YOUR INSTRUCTIONS
Determine the count of lines holding "unsere" and give that count alone.

── INPUT FOR THIS TASK ──

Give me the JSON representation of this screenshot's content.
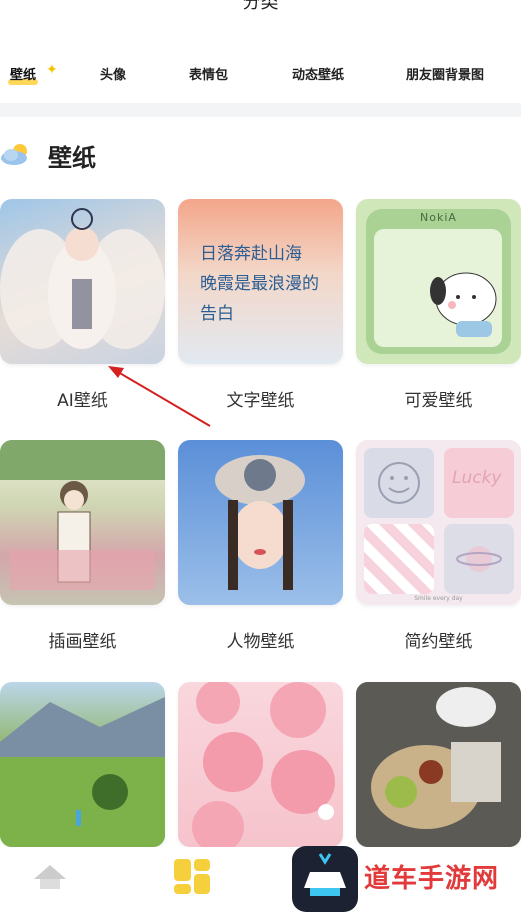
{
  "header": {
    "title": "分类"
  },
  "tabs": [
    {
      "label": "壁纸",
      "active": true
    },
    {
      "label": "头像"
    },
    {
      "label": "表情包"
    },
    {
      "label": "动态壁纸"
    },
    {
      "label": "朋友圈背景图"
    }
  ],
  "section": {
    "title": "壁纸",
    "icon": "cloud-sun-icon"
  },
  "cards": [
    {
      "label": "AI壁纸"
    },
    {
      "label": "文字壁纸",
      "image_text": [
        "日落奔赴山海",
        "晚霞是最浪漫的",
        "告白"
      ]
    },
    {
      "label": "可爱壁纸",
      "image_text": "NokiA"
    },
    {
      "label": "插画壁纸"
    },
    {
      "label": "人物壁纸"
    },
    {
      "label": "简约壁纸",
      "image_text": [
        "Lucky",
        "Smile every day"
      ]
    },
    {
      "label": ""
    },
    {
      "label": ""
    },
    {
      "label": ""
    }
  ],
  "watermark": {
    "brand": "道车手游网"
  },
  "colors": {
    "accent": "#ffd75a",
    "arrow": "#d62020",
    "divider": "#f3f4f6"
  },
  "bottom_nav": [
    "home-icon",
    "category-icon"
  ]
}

───
── INPUT FOR THIS TASK ──

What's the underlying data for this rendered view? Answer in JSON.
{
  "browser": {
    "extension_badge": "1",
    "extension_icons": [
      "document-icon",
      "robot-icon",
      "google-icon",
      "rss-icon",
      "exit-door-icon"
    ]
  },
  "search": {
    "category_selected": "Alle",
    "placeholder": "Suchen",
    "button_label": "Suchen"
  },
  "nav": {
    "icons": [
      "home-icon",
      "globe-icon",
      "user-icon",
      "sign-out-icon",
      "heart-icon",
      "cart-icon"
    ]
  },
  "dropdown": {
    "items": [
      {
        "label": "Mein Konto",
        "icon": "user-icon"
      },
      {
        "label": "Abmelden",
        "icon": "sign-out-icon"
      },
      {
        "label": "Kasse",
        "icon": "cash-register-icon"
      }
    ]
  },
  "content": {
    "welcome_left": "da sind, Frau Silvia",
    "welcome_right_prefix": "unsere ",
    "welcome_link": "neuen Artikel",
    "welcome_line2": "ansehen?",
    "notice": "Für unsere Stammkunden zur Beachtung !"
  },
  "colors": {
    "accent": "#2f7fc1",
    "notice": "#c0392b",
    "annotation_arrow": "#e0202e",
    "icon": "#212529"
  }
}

───

RIGHT ANSWER
2